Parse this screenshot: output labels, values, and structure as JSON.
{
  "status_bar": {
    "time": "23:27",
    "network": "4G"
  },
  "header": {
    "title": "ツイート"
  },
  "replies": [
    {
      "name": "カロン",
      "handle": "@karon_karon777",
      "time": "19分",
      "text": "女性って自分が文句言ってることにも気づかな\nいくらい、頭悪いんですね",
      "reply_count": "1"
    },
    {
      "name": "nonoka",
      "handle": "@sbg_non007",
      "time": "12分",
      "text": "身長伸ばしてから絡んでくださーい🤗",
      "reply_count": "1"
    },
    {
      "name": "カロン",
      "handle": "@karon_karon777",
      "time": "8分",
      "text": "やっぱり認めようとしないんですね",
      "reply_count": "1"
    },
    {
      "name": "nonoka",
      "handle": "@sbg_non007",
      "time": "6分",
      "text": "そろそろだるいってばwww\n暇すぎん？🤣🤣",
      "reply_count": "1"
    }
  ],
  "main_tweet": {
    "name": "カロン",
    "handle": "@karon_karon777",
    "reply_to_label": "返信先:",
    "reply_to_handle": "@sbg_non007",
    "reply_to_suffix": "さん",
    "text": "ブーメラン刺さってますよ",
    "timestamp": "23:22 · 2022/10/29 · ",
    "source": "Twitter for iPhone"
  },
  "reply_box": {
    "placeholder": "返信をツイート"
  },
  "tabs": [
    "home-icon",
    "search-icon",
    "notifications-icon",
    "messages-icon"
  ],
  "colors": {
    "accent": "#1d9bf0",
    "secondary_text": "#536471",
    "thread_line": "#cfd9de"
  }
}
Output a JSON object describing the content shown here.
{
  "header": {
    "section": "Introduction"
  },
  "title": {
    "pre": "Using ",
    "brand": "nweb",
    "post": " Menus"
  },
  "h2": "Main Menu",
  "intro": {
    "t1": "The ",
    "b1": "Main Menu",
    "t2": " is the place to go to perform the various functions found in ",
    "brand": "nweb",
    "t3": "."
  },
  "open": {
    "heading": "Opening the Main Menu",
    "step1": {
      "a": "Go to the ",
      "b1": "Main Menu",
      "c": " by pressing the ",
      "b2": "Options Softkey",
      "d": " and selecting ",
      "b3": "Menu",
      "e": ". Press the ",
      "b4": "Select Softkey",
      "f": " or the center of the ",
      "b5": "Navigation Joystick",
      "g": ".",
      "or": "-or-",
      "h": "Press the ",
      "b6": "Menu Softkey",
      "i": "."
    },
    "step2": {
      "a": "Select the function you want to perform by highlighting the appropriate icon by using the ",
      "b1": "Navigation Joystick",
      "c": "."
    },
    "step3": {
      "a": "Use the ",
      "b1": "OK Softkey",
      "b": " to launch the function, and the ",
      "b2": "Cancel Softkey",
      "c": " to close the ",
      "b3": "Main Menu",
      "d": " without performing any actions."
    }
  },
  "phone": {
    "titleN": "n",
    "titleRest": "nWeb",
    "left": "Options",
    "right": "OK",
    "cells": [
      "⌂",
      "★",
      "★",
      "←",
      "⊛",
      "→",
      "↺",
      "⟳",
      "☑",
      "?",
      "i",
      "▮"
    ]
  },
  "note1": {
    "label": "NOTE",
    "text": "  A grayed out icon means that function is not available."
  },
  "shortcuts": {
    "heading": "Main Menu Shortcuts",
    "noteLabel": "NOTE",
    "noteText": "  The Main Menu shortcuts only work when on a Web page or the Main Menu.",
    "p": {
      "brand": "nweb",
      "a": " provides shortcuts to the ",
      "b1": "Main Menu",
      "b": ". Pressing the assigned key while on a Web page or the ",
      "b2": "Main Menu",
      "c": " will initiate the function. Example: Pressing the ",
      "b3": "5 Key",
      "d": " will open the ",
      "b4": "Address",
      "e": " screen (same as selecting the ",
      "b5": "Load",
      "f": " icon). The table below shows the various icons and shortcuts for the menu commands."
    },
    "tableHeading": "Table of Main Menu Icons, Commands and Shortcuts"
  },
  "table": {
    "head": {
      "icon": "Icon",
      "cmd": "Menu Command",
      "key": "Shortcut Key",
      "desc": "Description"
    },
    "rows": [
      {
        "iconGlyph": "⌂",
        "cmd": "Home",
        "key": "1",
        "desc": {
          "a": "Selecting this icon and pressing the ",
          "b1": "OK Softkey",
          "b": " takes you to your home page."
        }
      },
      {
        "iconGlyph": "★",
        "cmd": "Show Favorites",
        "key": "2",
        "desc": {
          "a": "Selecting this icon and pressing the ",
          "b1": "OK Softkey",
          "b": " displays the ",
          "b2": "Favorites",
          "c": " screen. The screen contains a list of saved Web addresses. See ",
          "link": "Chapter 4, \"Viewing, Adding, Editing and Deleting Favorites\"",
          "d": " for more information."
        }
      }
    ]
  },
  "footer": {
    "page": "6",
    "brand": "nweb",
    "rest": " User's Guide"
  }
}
************
- What to produce -
Using the records above, copy each line that contains "Navigation".

- Right answer -
      "b5": "Navigation Joystick",
      "b1": "Navigation Joystick",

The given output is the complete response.